**Exercise objective**
Tally the lines that contain "JSON" and report the total alone.

[Dataset rows]
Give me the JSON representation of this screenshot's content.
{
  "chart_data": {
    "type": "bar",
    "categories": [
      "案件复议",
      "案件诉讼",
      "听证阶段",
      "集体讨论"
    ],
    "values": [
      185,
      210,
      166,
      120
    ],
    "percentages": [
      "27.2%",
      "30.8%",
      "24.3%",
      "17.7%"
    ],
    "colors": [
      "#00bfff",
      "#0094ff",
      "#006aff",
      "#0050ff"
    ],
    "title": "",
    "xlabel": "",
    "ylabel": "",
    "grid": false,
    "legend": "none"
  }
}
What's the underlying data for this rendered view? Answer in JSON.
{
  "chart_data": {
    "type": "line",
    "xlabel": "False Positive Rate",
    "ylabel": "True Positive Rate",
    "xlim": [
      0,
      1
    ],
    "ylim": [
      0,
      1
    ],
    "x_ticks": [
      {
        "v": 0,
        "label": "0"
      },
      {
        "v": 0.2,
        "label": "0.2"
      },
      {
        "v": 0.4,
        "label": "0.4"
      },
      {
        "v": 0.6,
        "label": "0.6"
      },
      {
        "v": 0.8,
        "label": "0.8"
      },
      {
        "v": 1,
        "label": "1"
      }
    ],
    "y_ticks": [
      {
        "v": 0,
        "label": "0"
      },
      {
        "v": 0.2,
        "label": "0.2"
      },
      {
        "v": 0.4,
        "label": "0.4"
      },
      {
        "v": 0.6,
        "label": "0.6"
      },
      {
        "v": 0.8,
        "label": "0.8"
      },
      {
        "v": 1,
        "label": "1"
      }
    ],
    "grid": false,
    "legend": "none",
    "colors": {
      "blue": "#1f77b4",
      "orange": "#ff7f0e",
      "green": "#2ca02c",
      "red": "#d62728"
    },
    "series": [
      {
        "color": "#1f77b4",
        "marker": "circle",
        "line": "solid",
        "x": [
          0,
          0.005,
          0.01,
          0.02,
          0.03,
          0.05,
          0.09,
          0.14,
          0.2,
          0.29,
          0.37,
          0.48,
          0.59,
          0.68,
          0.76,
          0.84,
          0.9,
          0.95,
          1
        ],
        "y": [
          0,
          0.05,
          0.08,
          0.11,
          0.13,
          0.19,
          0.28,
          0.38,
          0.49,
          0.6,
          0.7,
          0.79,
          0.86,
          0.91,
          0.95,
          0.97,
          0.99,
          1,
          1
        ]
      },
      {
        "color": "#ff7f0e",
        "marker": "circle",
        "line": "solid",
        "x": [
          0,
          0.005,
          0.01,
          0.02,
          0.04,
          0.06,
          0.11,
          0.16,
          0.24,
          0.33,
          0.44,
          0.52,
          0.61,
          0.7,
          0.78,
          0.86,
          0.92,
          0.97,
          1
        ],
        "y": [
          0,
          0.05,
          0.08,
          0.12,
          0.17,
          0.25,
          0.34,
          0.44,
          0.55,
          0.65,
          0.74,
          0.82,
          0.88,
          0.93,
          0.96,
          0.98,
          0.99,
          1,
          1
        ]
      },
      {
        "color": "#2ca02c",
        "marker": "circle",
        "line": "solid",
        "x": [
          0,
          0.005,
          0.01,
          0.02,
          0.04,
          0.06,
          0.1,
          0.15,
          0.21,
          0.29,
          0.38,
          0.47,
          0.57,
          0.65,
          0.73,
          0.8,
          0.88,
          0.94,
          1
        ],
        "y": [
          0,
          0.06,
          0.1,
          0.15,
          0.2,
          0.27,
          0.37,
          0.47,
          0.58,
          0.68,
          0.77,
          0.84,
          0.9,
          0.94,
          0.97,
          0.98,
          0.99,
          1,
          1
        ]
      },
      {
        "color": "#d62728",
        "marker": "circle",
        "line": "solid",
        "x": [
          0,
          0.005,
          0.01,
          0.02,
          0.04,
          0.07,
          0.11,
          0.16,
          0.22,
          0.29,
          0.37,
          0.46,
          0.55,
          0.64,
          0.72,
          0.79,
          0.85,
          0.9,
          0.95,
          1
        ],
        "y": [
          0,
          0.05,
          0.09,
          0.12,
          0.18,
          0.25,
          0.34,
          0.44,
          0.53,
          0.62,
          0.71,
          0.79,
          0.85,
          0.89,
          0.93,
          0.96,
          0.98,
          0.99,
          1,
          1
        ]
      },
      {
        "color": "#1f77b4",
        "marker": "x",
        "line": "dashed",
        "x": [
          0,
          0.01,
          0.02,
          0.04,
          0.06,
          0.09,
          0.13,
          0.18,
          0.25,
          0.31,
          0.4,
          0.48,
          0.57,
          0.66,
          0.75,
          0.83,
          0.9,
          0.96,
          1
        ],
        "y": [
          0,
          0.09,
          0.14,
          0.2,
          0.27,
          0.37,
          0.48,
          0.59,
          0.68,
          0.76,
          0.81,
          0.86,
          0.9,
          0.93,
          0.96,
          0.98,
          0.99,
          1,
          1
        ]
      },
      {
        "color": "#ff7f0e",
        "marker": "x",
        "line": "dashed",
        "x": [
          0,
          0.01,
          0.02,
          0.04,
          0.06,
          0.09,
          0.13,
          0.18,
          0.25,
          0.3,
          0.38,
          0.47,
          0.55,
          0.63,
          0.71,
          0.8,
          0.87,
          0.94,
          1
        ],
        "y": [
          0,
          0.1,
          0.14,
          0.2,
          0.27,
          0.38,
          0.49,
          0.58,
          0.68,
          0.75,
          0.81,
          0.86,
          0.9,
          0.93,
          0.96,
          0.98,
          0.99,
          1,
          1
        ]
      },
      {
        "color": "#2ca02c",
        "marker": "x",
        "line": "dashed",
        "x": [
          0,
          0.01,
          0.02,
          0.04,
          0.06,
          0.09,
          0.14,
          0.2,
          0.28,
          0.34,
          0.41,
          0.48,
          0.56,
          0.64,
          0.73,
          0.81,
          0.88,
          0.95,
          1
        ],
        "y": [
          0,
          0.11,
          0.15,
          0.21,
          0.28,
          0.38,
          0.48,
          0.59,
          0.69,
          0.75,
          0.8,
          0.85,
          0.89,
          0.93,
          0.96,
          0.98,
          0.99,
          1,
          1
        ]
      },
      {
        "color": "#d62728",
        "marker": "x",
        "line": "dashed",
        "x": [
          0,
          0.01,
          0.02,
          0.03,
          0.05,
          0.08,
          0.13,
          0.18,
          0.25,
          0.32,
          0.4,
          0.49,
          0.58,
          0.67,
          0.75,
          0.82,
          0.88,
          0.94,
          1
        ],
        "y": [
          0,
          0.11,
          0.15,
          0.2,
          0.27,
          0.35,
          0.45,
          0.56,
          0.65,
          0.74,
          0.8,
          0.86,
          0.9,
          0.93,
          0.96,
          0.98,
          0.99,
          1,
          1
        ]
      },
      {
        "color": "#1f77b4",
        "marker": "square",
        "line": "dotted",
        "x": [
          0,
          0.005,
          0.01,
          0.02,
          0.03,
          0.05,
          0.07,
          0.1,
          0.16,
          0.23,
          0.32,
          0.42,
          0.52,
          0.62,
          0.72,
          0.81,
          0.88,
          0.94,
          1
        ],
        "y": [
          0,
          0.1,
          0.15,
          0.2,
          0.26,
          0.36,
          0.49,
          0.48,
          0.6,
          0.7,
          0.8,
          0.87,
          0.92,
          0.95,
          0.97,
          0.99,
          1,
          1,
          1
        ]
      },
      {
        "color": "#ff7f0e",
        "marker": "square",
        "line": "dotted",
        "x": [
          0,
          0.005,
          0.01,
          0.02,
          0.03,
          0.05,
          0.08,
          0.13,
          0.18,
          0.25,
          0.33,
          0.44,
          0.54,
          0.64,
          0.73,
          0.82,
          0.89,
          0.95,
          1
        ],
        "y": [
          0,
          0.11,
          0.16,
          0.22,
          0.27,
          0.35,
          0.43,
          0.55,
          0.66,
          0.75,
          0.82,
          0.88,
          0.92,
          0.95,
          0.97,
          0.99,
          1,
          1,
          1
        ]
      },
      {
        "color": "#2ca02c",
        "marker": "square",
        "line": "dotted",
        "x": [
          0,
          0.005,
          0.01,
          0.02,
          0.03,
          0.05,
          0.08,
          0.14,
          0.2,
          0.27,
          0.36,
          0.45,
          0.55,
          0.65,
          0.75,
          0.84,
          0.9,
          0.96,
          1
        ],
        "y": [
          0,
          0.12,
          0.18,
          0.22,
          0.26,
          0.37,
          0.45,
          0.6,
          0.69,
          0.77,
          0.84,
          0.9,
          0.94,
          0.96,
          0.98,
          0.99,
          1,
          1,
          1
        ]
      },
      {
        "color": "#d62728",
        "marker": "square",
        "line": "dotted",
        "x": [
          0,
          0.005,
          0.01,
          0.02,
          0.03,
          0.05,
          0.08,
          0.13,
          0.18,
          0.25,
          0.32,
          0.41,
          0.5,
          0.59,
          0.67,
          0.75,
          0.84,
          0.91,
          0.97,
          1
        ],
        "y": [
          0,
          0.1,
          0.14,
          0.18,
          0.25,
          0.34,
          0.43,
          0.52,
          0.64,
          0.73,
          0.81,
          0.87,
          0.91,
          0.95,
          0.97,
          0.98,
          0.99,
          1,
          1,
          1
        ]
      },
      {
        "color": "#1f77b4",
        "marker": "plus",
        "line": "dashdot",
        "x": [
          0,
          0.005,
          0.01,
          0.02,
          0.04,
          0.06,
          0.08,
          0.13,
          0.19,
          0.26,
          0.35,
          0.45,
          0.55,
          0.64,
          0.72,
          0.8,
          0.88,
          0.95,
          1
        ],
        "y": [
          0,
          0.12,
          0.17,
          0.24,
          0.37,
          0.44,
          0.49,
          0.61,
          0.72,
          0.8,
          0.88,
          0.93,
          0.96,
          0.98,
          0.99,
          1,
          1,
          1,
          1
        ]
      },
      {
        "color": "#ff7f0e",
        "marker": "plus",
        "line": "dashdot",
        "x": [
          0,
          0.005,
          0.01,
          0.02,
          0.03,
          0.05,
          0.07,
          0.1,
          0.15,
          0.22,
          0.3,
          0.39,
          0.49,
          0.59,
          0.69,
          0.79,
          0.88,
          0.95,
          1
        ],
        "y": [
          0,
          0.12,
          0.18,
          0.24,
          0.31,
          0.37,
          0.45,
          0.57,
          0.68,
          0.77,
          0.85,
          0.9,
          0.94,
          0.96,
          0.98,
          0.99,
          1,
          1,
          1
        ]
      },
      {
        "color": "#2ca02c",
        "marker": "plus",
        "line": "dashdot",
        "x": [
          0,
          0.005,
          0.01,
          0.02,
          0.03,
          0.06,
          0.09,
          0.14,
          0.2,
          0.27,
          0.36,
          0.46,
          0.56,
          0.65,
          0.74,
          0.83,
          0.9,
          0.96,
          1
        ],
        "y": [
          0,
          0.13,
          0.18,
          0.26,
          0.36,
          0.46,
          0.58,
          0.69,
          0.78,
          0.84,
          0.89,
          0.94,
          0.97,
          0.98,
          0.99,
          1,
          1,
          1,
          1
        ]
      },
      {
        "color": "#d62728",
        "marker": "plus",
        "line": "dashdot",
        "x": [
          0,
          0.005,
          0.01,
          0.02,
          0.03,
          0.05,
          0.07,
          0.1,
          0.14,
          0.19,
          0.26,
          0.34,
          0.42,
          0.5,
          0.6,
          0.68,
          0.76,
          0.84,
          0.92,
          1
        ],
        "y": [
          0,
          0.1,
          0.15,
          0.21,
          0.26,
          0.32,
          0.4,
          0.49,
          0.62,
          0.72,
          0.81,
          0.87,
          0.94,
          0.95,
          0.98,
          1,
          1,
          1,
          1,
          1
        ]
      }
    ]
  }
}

**Task output**
2